Return each line of the data below exactly, omitting any pictures.

-- Begin EXTRACTED INFORMATION --

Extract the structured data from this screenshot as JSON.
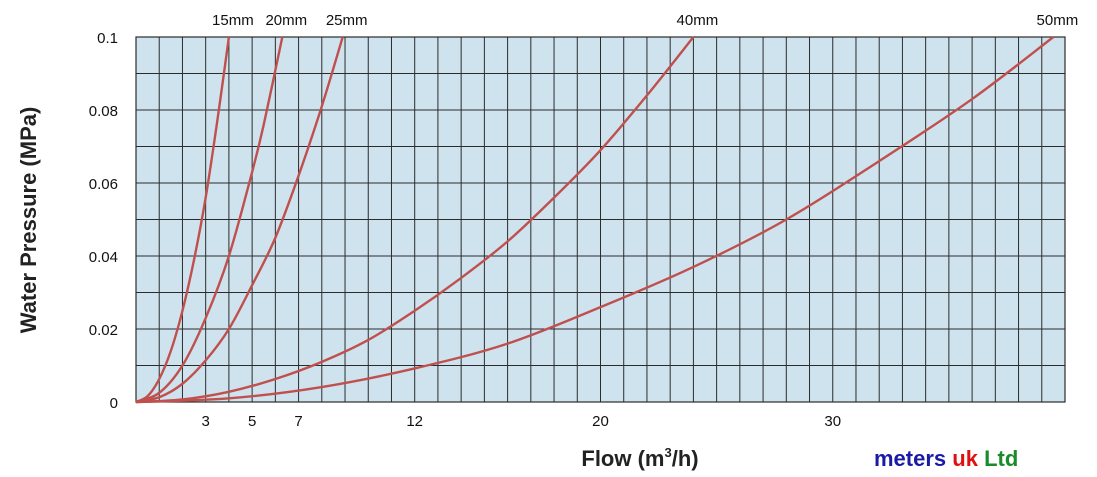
{
  "chart_data": {
    "type": "line",
    "title": "",
    "xlabel_main": "Flow (m",
    "xlabel_sup": "3",
    "xlabel_tail": "/h)",
    "ylabel": "Water Pressure (MPa)",
    "xlim": [
      0,
      40
    ],
    "ylim": [
      0,
      0.1
    ],
    "x_ticks": [
      3,
      5,
      7,
      12,
      20,
      30
    ],
    "y_ticks": [
      {
        "value": 0,
        "label": "0"
      },
      {
        "value": 0.02,
        "label": "0.02"
      },
      {
        "value": 0.04,
        "label": "0.04"
      },
      {
        "value": 0.06,
        "label": "0.06"
      },
      {
        "value": 0.08,
        "label": "0.08"
      },
      {
        "value": 0.1,
        "label": "0.1"
      }
    ],
    "grid": true,
    "series": [
      {
        "name": "15mm",
        "color": "#c0504d",
        "x": [
          0,
          0.5,
          1.0,
          1.5,
          2.0,
          2.5,
          3.0,
          3.5,
          4.0
        ],
        "y": [
          0,
          0.0016,
          0.0063,
          0.014,
          0.025,
          0.039,
          0.056,
          0.077,
          0.1
        ]
      },
      {
        "name": "20mm",
        "color": "#c0504d",
        "x": [
          0,
          1.0,
          2.0,
          3.0,
          4.0,
          5.0,
          5.5,
          6.3
        ],
        "y": [
          0,
          0.0025,
          0.01,
          0.023,
          0.04,
          0.063,
          0.076,
          0.1
        ]
      },
      {
        "name": "25mm",
        "color": "#c0504d",
        "x": [
          0,
          1.0,
          2.0,
          3.0,
          4.0,
          5.0,
          6.0,
          7.0,
          8.0,
          8.9
        ],
        "y": [
          0,
          0.0013,
          0.005,
          0.0114,
          0.02,
          0.032,
          0.045,
          0.062,
          0.081,
          0.1
        ]
      },
      {
        "name": "40mm",
        "color": "#c0504d",
        "x": [
          0,
          2,
          4,
          6,
          8,
          10,
          12,
          14,
          16,
          18,
          20,
          22,
          24
        ],
        "y": [
          0,
          0.0007,
          0.0028,
          0.0063,
          0.011,
          0.017,
          0.025,
          0.034,
          0.044,
          0.056,
          0.069,
          0.084,
          0.1
        ]
      },
      {
        "name": "50mm",
        "color": "#c0504d",
        "x": [
          0,
          4,
          8,
          12,
          16,
          20,
          24,
          28,
          32,
          36,
          39.5
        ],
        "y": [
          0,
          0.001,
          0.0041,
          0.0092,
          0.016,
          0.026,
          0.037,
          0.05,
          0.066,
          0.083,
          0.1
        ]
      }
    ]
  },
  "logo": {
    "part1": "meters",
    "part2": "uk",
    "part3": "Ltd",
    "color1": "#1a1aa6",
    "color2": "#e01010",
    "color3": "#1a8a2a"
  },
  "colors": {
    "plot_background": "#cfe3ef",
    "grid_line": "#2b2b2b",
    "curve": "#c0504d"
  }
}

-- End EXTRACTED INFORMATION --

COMPLETED TASK:
Extract the structured data from this screenshot as JSON.
{
  "chart_data": {
    "type": "line",
    "title": "",
    "xlabel_main": "Flow (m",
    "xlabel_sup": "3",
    "xlabel_tail": "/h)",
    "ylabel": "Water Pressure (MPa)",
    "xlim": [
      0,
      40
    ],
    "ylim": [
      0,
      0.1
    ],
    "x_ticks": [
      3,
      5,
      7,
      12,
      20,
      30
    ],
    "y_ticks": [
      {
        "value": 0,
        "label": "0"
      },
      {
        "value": 0.02,
        "label": "0.02"
      },
      {
        "value": 0.04,
        "label": "0.04"
      },
      {
        "value": 0.06,
        "label": "0.06"
      },
      {
        "value": 0.08,
        "label": "0.08"
      },
      {
        "value": 0.1,
        "label": "0.1"
      }
    ],
    "grid": true,
    "series": [
      {
        "name": "15mm",
        "color": "#c0504d",
        "x": [
          0,
          0.5,
          1.0,
          1.5,
          2.0,
          2.5,
          3.0,
          3.5,
          4.0
        ],
        "y": [
          0,
          0.0016,
          0.0063,
          0.014,
          0.025,
          0.039,
          0.056,
          0.077,
          0.1
        ]
      },
      {
        "name": "20mm",
        "color": "#c0504d",
        "x": [
          0,
          1.0,
          2.0,
          3.0,
          4.0,
          5.0,
          5.5,
          6.3
        ],
        "y": [
          0,
          0.0025,
          0.01,
          0.023,
          0.04,
          0.063,
          0.076,
          0.1
        ]
      },
      {
        "name": "25mm",
        "color": "#c0504d",
        "x": [
          0,
          1.0,
          2.0,
          3.0,
          4.0,
          5.0,
          6.0,
          7.0,
          8.0,
          8.9
        ],
        "y": [
          0,
          0.0013,
          0.005,
          0.0114,
          0.02,
          0.032,
          0.045,
          0.062,
          0.081,
          0.1
        ]
      },
      {
        "name": "40mm",
        "color": "#c0504d",
        "x": [
          0,
          2,
          4,
          6,
          8,
          10,
          12,
          14,
          16,
          18,
          20,
          22,
          24
        ],
        "y": [
          0,
          0.0007,
          0.0028,
          0.0063,
          0.011,
          0.017,
          0.025,
          0.034,
          0.044,
          0.056,
          0.069,
          0.084,
          0.1
        ]
      },
      {
        "name": "50mm",
        "color": "#c0504d",
        "x": [
          0,
          4,
          8,
          12,
          16,
          20,
          24,
          28,
          32,
          36,
          39.5
        ],
        "y": [
          0,
          0.001,
          0.0041,
          0.0092,
          0.016,
          0.026,
          0.037,
          0.05,
          0.066,
          0.083,
          0.1
        ]
      }
    ]
  },
  "logo": {
    "part1": "meters",
    "part2": "uk",
    "part3": "Ltd",
    "color1": "#1a1aa6",
    "color2": "#e01010",
    "color3": "#1a8a2a"
  },
  "colors": {
    "plot_background": "#cfe3ef",
    "grid_line": "#2b2b2b",
    "curve": "#c0504d"
  }
}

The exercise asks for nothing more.